> [EXTRACT TO READ]
((

# ECO PRO prediction diagram



## fatespb (Sep 10, 2014)

Help me please with prediction diagram activation. 
I didn't manage to make it work.
There were 3 parameters which I switched on:

FAHRSTILANALYSE_BRW > aktiv 
FAHRSTILANALYSE > aktiv 
FAHRSTILANALYSE_ANIMATION >aktiv 

I got the diagram but it doesn't work properly.
I see tips and pictures like "slow down in advance" and "switch to D" but there are no stars and main picture doesn't change at all.

What else I have to code? :dunno:
NBT ISTEP 14-11-502


----------



## jackylooo (Nov 26, 2014)

On the same boat, mine iStep is 15-07-503 F10, still not see the ECO Analyzer working , I think this function is simply not ready yet for publish...


----------



## neo_andersson (Feb 3, 2008)

The stars part work only when you have your iphone connected and BMW Connected Drive App activated to record trip data in ECOPRO mode.


----------



## jackylooo (Nov 26, 2014)

I tried that too, yes, it would work under 6NR, just wonder why it can't work stand alone mode?


----------



## jackylooo (Nov 26, 2014)

And you can only see it work under BMW App menu instead of ECO menu in idrive.


----------



## neo_andersson (Feb 3, 2008)

have you set ECO_TIPS_LAYOUT_NEW to aktiv?


----------



## jackylooo (Nov 26, 2014)

Yes, I did.


----------



## fatespb (Sep 10, 2014)

neo_andersson said:


> have you set ECO_TIPS_LAYOUT_NEW to aktiv?


So do I w/o any effect 
:dunno:



neo_andersson said:


> The stars part work only when you have your iphone connected and BMW Connected Drive App activated to record trip data in ECOPRO mode.



I know F30 owner who has no 6NR but starts work perfect


----------



## jackylooo (Nov 26, 2014)

So that's mean this also possible for F10 as long as we can find the missing parameter and correct them...


----------



## fatespb (Sep 10, 2014)

jackylooo said:


> So that's mean this also possible for F10 as long as we can find the missing parameter and correct them...


One buddy said that he gets stars working after replacing mark for ECO PRO TIPS


----------



## jackylooo (Nov 26, 2014)

What mark?

))

> [DATA SHOWN]
((

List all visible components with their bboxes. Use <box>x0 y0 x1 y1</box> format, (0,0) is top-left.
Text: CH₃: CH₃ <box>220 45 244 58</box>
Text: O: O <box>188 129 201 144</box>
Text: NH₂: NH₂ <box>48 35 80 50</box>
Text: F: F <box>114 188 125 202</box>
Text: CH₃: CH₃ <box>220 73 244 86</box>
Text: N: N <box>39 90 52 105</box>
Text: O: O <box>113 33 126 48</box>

))
((

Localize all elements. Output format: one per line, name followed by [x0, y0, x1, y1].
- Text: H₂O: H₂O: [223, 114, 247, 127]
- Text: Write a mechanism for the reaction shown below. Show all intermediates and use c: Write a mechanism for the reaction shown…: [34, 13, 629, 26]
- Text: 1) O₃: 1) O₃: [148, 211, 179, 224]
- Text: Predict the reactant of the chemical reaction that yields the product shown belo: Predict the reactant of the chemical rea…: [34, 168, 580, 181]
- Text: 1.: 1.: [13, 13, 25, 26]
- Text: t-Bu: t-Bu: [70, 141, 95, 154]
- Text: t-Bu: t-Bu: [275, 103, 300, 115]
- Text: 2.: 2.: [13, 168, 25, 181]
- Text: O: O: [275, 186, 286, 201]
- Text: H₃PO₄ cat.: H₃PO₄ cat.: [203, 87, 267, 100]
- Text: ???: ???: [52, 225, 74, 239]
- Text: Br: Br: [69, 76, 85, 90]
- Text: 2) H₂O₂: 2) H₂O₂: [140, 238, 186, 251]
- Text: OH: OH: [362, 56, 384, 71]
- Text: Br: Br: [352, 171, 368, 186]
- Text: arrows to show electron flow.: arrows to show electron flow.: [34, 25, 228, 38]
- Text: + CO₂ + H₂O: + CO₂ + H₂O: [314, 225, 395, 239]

))

> [WHAT YOU WILL DO]
Write what comes next in the forum thread about the ECO PRO prediction diagram, picking up after its last post. The rows are separate material and are not part of the forum thread.

> [SOLVED EXERCISE]
----------



## bymer321 (Oct 29, 2012)

Hey guys,

Is this only possible on NBT? I have CIC (2012 F10) and have not been able to see this screen/code it even with BMW Connected app.

Thank you


----------



## fatespb (Sep 10, 2014)

jackylooo said:


> What mark?


look at pic I have posted
I dunno how it's called in English
after coding he just unchecked clause "ECO PRO Tips" in Efficient dynamic menu and then checked it again


----------



## jackylooo (Nov 26, 2014)

Tried that with no luck , it still not work on mine....


----------



## fatespb (Sep 10, 2014)

jackylooo said:


> Tried that with no luck , it still not work on mine....


The same situation with me 
I just saw flat road on the screen for a second and then it changed to hilly one like in my first post.


----------



## jackylooo (Nov 26, 2014)

I also tested sailing counter function and the counter did not work too, I think these supposed related to the same fact, probably some parameter in ICM module not been coded correctly and result this, 
Can somebody share some idea if yours is working?


----------



## neo_andersson (Feb 3, 2008)

If your EGS and DME does not have sailing (segeln) parameter to enable, sailing counter will not work. 
In sailing mode gearbox switches to N for short period of time so all depends on DME and EGS. Latest versions of EGS software has sailing parameter but in DME i could not find this option. Also sailing (segeln) must be enabled in kombi/dkombi.


----------



## jackylooo (Nov 26, 2014)

Mine is LCI Model, it came with sailing function from Factory, also checked KOMBI ,HU, DME EGS, all sailing/segeln function been active already, still the sailing counter not work, however , the sailing counter itself did turn Blue while sailing that means the HU aware the sailing is active, but seems just lack of distance to count..dunno


----------



## fatespb (Sep 10, 2014)

jackylooo said:


> I also tested sailing counter function and the counter did not work too, I think these supposed related to the same fact, probably some parameter in ICM module not been coded correctly and result this,
> Can somebody share some idea if yours is working?


I have no sailing option from factory :dunno:


----------



## fatespb (Sep 10, 2014)

neo_andersson said:


> The stars part work only when you have your iphone connected and BMW Connected Drive App activated to record trip data in ECOPRO mode.


I bought 6NR FSC code and imported it to NBT and coded car.
I had stars worked throughout Apps but not directly on NBT.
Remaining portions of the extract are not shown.